Extracted material:
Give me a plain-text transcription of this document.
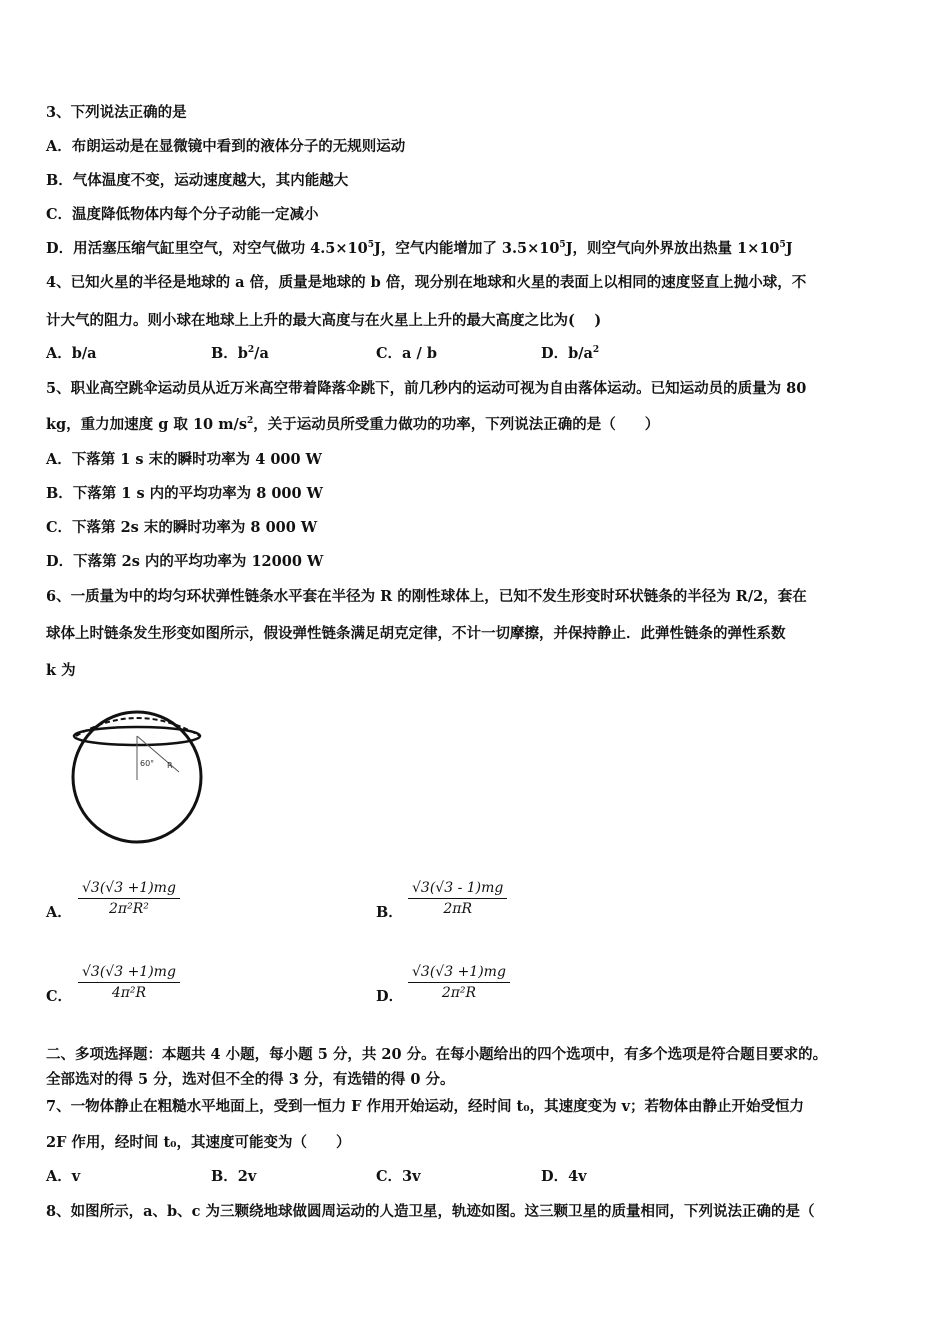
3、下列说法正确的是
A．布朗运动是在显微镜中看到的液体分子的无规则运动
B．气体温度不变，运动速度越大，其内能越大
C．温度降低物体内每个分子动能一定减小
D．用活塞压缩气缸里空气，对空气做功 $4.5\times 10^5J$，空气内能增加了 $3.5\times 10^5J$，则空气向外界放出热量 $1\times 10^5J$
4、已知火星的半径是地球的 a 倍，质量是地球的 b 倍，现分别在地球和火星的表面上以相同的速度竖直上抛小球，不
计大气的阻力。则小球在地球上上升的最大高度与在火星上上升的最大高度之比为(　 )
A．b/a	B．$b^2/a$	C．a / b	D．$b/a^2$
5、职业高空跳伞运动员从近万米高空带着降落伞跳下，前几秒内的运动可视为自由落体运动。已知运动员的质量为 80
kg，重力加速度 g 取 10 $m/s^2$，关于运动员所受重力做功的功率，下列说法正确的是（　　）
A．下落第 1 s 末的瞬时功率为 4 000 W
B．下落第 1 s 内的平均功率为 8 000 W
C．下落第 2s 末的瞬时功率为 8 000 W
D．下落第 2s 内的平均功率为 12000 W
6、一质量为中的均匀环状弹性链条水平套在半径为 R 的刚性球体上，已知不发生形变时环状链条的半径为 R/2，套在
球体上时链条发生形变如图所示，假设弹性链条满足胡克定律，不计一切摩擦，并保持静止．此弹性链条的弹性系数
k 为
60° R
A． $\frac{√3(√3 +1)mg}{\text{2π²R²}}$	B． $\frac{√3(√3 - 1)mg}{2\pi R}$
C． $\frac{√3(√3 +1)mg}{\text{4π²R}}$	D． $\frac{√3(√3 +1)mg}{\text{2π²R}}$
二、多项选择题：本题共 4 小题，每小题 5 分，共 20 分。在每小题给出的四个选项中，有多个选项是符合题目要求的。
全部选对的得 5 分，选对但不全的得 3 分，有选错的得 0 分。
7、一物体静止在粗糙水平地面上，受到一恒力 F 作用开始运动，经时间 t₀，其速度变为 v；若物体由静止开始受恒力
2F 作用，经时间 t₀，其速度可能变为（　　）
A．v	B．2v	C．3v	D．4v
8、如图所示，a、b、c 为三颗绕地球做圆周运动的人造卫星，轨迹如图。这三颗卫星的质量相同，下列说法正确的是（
--
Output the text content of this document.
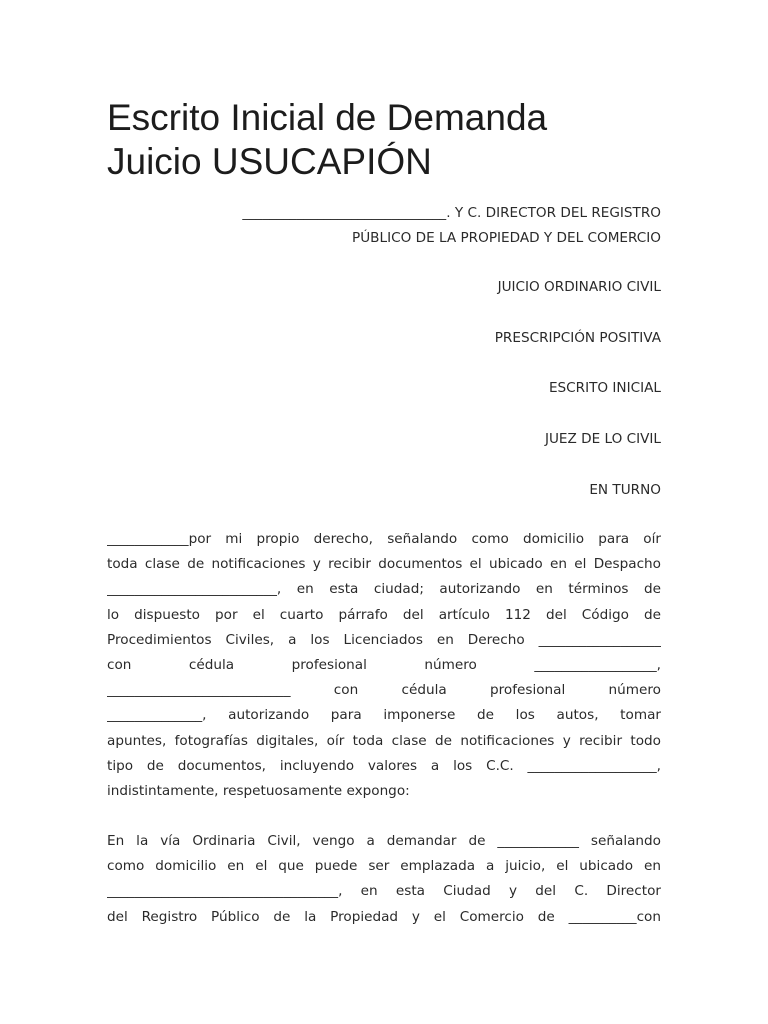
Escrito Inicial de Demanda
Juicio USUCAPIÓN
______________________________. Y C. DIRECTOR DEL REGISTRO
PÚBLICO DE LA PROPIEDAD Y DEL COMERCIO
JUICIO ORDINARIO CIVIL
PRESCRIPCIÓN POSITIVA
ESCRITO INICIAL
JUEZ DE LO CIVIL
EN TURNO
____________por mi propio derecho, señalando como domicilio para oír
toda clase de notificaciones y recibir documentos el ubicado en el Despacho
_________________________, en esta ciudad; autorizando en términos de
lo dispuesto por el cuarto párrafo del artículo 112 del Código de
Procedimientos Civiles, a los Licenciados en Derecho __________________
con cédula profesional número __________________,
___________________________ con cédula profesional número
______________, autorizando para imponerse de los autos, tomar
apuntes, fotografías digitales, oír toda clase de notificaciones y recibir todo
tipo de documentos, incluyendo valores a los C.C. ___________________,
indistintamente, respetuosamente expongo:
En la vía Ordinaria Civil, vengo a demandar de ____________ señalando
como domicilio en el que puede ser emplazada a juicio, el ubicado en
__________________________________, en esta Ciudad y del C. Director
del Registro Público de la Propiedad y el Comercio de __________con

Task to complete: Report how many lines of the data contain the word "para", using the number alone.

The answer: 2